*The records:*

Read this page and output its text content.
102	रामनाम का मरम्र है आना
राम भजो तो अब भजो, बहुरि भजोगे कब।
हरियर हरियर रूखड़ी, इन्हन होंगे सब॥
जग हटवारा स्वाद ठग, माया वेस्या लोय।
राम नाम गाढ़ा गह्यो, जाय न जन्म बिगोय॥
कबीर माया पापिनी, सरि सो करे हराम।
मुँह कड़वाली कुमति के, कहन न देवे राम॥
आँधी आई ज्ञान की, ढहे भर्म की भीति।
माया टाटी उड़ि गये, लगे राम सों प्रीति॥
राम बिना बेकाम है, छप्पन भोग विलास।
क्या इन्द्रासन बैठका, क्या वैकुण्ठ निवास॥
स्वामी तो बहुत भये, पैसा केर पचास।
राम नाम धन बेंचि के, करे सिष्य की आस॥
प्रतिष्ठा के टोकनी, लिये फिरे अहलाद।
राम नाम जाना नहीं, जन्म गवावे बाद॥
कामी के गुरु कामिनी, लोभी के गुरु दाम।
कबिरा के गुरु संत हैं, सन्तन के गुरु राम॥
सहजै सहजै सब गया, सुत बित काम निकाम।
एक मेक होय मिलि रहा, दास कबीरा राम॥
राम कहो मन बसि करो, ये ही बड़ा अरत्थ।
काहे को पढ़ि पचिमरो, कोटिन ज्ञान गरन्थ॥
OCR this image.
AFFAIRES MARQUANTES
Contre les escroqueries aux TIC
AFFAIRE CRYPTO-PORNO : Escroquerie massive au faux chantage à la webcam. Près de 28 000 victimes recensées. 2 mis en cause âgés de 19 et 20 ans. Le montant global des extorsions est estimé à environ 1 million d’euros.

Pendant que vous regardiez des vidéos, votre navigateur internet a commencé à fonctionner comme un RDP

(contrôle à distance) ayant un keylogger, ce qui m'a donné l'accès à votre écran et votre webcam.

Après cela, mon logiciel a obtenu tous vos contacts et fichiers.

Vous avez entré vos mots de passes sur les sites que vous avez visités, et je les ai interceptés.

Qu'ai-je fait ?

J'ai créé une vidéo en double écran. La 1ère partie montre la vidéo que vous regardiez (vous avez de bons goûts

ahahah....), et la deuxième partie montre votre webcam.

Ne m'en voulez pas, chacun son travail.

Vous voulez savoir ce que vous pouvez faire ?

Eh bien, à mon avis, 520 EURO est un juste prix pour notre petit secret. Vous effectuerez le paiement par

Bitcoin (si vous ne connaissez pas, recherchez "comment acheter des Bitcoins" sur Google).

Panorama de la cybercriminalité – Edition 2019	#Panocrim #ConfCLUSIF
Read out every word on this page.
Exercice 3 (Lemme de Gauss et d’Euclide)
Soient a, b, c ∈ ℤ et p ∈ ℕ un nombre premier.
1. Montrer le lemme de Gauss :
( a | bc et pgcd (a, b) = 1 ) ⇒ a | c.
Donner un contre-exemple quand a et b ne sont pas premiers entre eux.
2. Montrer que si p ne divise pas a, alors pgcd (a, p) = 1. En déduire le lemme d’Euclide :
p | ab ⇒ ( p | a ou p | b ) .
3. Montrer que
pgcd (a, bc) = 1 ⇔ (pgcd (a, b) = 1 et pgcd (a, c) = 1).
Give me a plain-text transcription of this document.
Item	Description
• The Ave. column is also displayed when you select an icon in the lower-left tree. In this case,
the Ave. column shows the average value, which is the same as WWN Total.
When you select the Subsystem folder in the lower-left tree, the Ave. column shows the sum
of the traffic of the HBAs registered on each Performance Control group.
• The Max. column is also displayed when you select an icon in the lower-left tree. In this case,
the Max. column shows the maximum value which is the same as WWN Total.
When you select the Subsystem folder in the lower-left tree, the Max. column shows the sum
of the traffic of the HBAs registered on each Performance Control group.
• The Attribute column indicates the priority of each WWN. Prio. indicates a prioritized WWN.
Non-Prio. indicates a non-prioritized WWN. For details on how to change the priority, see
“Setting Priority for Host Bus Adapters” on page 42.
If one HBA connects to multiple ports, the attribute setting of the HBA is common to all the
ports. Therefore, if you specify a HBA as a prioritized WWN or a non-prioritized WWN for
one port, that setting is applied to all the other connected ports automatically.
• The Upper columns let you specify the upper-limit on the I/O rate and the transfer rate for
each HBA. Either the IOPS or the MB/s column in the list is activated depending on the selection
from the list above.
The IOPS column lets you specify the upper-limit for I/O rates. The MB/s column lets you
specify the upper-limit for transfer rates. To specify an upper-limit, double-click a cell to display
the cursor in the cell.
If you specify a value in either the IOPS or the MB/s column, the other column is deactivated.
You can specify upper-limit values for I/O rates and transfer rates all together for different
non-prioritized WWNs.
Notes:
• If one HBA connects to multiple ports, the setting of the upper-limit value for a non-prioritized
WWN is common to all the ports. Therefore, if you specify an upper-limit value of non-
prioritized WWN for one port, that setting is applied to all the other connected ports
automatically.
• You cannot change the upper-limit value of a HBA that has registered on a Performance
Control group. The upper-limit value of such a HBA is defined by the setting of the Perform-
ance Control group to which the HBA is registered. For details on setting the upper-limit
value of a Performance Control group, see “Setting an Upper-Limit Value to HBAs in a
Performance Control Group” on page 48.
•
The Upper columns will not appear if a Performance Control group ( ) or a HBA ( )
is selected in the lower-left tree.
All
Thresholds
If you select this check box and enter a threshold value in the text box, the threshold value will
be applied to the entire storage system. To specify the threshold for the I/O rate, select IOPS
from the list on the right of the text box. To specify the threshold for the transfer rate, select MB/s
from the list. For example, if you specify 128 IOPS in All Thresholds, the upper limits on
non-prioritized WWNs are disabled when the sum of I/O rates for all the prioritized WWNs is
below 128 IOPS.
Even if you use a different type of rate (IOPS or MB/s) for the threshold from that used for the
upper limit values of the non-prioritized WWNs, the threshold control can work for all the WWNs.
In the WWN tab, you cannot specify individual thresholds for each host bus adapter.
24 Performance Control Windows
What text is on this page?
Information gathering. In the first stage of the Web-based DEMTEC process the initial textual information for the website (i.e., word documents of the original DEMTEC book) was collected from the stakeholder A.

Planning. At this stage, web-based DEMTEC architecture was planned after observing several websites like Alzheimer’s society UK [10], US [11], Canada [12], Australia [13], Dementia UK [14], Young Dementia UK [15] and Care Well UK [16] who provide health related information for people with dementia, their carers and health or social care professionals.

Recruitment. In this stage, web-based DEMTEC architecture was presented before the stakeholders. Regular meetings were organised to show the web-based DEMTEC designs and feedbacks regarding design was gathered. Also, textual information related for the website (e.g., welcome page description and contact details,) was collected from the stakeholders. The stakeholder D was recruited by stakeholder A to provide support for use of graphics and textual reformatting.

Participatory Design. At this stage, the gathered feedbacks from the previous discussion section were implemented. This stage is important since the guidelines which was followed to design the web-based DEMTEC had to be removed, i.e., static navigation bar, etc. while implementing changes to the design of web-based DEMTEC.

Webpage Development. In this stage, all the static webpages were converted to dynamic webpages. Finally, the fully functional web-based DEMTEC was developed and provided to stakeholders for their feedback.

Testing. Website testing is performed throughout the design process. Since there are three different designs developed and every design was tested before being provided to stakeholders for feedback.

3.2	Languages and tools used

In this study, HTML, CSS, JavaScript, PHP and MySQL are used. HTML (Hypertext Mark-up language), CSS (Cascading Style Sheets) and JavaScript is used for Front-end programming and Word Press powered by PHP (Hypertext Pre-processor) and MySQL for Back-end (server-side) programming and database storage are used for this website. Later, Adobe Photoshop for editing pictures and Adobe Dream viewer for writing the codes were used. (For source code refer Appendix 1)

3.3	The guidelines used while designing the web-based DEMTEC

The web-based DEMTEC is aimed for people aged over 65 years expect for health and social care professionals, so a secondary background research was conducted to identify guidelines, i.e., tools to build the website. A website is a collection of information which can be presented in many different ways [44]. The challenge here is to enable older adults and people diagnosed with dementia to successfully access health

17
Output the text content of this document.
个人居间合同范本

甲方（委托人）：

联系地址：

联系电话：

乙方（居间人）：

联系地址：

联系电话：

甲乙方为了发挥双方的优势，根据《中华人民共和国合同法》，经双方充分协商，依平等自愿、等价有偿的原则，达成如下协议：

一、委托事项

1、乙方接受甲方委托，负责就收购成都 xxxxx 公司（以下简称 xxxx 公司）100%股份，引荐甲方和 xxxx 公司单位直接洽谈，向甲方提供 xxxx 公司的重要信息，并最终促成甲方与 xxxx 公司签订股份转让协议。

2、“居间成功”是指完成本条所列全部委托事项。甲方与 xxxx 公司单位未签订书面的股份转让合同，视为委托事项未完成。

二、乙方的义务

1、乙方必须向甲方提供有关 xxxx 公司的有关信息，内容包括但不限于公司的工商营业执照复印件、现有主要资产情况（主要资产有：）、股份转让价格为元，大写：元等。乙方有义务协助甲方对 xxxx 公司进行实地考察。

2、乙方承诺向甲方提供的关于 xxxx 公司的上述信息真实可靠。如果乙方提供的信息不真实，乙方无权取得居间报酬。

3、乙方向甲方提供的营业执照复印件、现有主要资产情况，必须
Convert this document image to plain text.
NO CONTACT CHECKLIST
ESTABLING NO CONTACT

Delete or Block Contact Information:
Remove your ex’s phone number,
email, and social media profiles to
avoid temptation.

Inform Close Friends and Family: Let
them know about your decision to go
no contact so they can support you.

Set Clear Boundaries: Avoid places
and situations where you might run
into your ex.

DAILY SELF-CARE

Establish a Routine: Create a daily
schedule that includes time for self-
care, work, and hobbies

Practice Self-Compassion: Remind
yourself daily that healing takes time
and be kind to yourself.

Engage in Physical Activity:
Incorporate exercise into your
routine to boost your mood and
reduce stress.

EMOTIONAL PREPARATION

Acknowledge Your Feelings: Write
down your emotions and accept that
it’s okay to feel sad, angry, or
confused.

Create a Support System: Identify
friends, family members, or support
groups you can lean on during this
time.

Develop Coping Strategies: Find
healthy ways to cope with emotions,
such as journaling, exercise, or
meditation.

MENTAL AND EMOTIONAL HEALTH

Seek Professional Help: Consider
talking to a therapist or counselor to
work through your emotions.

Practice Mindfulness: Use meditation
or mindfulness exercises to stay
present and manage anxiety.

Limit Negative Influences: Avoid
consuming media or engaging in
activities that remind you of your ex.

*Exercise requirements:*
Of all the lines above, how many contain "meditation"? Give the number and nothing more.

*Task answer:*
2